EXERCISE DESCRIPTION
Print out every record exactly as it appears.

>>>>

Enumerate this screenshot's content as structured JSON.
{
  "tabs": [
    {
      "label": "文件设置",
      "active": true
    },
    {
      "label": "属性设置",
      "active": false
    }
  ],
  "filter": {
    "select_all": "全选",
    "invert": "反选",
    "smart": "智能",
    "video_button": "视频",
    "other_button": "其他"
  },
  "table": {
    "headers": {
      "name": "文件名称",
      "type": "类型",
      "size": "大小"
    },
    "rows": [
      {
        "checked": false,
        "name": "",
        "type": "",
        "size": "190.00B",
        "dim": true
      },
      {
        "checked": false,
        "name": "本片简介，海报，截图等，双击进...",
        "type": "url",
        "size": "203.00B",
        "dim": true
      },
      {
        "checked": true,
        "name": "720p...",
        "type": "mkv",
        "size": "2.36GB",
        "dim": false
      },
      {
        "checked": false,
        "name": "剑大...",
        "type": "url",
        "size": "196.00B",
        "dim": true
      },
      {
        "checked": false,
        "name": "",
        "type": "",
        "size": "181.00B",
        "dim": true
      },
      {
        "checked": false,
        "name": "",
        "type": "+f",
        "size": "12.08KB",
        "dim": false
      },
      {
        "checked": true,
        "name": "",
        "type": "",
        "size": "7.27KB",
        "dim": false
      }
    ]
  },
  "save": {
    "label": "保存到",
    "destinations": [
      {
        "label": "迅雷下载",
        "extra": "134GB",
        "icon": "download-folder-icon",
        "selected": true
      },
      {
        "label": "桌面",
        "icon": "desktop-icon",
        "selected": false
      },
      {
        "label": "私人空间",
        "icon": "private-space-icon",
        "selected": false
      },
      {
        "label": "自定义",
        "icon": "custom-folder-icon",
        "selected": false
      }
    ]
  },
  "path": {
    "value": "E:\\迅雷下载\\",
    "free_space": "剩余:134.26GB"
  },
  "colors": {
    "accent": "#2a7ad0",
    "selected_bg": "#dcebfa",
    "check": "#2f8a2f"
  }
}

<<<<

CORRECT RESPONSE
Enumerate this screenshot's content as structured JSON.
{
  "tabs": [
    {
      "label": "文件设置",
      "active": true
    },
    {
      "label": "属性设置",
      "active": false
    }
  ],
  "filter": {
    "select_all": "全选",
    "invert": "反选",
    "smart": "智能",
    "video_button": "视频",
    "other_button": "其他"
  },
  "table": {
    "headers": {
      "name": "文件名称",
      "type": "类型",
      "size": "大小"
    },
    "rows": [
      {
        "checked": false,
        "name": "",
        "type": "",
        "size": "190.00B",
        "dim": true
      },
      {
        "checked": false,
        "name": "本片简介，海报，截图等，双击进...",
        "type": "url",
        "size": "203.00B",
        "dim": true
      },
      {
        "checked": true,
        "name": "720p...",
        "type": "mkv",
        "size": "2.36GB",
        "dim": false
      },
      {
        "checked": false,
        "name": "剑大...",
        "type": "url",
        "size": "196.00B",
        "dim": true
      },
      {
        "checked": false,
        "name": "",
        "type": "",
        "size": "181.00B",
        "dim": true
      },
      {
        "checked": false,
        "name": "",
        "type": "+f",
        "size": "12.08KB",
        "dim": false
      },
      {
        "checked": true,
        "name": "",
        "type": "",
        "size": "7.27KB",
        "dim": false
      }
    ]
  },
  "save": {
    "label": "保存到",
    "destinations": [
      {
        "label": "迅雷下载",
        "extra": "134GB",
        "icon": "download-folder-icon",
        "selected": true
      },
      {
        "label": "桌面",
        "icon": "desktop-icon",
        "selected": false
      },
      {
        "label": "私人空间",
        "icon": "private-space-icon",
        "selected": false
      },
      {
        "label": "自定义",
        "icon": "custom-folder-icon",
        "selected": false
      }
    ]
  },
  "path": {
    "value": "E:\\迅雷下载\\",
    "free_space": "剩余:134.26GB"
  },
  "colors": {
    "accent": "#2a7ad0",
    "selected_bg": "#dcebfa",
    "check": "#2f8a2f"
  }
}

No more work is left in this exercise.